◆ Written exercise: Count the lines below that contain the word "Ctrl", and give only that number.

◆ The data:
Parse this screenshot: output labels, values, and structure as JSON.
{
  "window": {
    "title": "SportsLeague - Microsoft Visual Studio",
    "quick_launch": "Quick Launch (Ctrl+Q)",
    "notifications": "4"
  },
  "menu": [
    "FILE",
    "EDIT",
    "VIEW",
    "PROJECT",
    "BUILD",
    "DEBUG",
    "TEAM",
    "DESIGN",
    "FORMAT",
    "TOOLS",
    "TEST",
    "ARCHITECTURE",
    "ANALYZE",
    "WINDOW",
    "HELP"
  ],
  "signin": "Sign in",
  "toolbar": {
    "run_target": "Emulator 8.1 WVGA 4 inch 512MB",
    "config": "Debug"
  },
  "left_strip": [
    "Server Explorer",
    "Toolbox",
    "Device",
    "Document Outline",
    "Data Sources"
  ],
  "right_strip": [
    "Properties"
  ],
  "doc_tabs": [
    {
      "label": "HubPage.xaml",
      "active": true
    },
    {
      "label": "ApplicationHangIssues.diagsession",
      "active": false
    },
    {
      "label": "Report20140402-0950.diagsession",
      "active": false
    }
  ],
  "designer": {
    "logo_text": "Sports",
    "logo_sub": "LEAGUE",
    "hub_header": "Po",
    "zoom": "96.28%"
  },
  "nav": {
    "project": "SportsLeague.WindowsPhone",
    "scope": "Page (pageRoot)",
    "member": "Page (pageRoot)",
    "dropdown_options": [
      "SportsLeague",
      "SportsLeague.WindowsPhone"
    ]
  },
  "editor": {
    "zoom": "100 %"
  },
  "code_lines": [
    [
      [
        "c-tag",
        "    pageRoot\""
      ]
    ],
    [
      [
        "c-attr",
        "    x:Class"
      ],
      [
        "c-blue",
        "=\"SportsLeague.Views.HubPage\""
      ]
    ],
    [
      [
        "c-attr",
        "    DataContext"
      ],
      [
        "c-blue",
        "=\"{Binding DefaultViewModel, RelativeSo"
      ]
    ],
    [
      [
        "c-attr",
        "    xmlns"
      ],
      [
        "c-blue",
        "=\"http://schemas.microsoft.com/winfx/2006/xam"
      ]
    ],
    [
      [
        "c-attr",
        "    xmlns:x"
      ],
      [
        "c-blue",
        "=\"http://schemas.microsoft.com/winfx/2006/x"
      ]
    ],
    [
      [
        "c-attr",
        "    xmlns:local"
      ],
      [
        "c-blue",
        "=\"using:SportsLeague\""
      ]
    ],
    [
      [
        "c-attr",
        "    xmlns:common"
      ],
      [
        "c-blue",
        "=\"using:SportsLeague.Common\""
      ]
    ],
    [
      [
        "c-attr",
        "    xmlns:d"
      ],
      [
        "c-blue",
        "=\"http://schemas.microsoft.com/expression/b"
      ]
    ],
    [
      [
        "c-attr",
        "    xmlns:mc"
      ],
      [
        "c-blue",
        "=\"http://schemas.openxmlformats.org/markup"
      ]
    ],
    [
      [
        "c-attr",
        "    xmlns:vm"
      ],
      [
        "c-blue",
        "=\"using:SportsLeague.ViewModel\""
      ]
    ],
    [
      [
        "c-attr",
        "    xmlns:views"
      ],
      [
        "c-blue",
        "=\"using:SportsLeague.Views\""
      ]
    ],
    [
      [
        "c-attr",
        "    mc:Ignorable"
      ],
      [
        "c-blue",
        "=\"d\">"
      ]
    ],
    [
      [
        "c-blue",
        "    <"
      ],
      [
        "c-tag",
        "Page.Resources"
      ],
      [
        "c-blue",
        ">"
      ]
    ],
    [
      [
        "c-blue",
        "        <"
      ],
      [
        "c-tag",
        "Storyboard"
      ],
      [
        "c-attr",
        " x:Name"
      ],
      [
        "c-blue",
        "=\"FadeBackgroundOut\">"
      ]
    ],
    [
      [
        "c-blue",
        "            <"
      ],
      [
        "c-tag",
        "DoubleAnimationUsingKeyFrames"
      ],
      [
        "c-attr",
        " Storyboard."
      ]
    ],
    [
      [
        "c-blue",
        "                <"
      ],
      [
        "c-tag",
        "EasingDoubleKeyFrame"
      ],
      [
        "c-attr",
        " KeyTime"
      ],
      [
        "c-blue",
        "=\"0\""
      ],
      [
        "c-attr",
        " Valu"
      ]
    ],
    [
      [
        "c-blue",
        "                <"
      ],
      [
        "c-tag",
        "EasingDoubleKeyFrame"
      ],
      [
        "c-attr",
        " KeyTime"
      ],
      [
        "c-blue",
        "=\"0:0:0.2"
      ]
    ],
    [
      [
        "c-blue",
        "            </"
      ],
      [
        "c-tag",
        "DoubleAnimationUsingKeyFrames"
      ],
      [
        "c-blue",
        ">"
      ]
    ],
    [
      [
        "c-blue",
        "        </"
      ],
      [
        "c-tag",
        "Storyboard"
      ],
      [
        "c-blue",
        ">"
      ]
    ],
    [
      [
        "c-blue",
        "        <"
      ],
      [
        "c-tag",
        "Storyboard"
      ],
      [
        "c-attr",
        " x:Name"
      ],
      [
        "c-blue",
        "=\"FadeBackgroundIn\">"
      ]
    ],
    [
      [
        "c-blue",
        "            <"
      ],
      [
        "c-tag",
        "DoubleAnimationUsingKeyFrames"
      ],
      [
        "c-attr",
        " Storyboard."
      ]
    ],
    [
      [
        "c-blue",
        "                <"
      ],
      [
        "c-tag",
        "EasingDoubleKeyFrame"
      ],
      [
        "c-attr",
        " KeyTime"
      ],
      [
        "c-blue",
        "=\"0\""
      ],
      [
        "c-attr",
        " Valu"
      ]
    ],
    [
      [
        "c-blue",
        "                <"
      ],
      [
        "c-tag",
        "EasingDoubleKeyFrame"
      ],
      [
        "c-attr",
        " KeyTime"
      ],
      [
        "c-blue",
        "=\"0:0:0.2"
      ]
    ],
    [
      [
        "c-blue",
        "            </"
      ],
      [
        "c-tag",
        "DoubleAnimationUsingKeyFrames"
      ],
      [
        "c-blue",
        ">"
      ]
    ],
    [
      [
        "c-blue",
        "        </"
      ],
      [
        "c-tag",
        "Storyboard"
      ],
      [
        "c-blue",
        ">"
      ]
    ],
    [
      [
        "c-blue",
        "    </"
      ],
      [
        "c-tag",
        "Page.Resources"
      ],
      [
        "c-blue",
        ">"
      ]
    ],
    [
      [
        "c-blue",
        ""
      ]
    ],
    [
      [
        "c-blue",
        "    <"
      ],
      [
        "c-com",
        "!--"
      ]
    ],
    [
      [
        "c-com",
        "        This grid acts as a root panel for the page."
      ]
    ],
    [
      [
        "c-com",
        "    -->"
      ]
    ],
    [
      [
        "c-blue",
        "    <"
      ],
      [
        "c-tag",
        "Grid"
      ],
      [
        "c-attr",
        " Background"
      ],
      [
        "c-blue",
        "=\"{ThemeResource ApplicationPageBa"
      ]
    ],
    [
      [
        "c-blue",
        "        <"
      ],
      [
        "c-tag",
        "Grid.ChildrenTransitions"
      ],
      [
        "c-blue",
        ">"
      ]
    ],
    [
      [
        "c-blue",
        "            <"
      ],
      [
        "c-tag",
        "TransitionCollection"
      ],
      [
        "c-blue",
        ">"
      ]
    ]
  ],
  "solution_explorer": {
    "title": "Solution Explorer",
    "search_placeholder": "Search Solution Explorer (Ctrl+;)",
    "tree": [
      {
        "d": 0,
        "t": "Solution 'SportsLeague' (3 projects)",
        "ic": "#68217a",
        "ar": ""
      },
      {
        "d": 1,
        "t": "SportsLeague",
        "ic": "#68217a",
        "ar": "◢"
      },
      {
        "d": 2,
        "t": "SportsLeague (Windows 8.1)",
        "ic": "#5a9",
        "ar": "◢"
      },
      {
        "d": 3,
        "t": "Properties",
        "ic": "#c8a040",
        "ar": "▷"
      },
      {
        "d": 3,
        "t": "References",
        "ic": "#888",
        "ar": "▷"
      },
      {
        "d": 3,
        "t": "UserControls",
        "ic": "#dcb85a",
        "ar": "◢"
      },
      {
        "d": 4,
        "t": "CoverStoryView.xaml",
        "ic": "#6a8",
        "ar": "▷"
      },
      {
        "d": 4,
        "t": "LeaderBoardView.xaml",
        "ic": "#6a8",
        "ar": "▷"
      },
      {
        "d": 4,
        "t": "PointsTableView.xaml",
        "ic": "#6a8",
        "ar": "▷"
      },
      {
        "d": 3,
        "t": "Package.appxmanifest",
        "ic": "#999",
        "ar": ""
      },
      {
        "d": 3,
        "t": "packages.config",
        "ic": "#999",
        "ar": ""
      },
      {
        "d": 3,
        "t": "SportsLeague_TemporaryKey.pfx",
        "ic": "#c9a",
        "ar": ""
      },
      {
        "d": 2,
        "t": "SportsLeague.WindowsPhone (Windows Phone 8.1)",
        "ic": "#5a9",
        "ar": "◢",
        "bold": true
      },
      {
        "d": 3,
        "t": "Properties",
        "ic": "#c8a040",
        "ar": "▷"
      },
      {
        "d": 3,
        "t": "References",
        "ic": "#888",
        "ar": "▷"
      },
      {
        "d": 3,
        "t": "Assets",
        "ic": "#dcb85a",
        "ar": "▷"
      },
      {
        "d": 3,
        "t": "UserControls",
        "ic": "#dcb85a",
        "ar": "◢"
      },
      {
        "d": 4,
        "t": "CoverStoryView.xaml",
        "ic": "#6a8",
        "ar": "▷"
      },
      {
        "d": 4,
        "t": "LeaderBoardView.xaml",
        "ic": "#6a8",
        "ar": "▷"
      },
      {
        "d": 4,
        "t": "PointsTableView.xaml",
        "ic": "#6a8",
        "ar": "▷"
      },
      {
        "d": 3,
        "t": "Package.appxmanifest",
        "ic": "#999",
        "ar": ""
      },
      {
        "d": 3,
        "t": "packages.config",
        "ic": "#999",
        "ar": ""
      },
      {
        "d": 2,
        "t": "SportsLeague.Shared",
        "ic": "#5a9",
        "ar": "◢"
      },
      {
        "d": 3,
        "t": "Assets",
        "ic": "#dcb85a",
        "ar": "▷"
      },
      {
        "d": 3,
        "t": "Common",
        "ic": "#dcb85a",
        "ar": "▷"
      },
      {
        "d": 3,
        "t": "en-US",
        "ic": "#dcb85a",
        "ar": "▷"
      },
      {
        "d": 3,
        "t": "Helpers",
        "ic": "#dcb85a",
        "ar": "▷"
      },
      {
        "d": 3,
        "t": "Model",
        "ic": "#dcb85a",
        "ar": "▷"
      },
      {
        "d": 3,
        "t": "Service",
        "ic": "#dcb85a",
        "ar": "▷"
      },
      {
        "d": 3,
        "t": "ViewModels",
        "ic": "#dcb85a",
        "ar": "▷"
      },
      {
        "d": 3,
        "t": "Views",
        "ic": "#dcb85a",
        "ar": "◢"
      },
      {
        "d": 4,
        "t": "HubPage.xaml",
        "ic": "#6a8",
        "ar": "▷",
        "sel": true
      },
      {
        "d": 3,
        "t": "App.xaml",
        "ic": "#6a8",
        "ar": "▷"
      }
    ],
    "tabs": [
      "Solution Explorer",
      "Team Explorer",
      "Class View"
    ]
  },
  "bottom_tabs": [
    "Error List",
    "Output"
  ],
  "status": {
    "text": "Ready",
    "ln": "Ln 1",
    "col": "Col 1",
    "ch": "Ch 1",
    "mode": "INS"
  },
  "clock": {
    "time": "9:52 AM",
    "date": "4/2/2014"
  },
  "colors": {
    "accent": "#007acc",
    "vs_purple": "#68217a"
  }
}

◆ Task answer: 2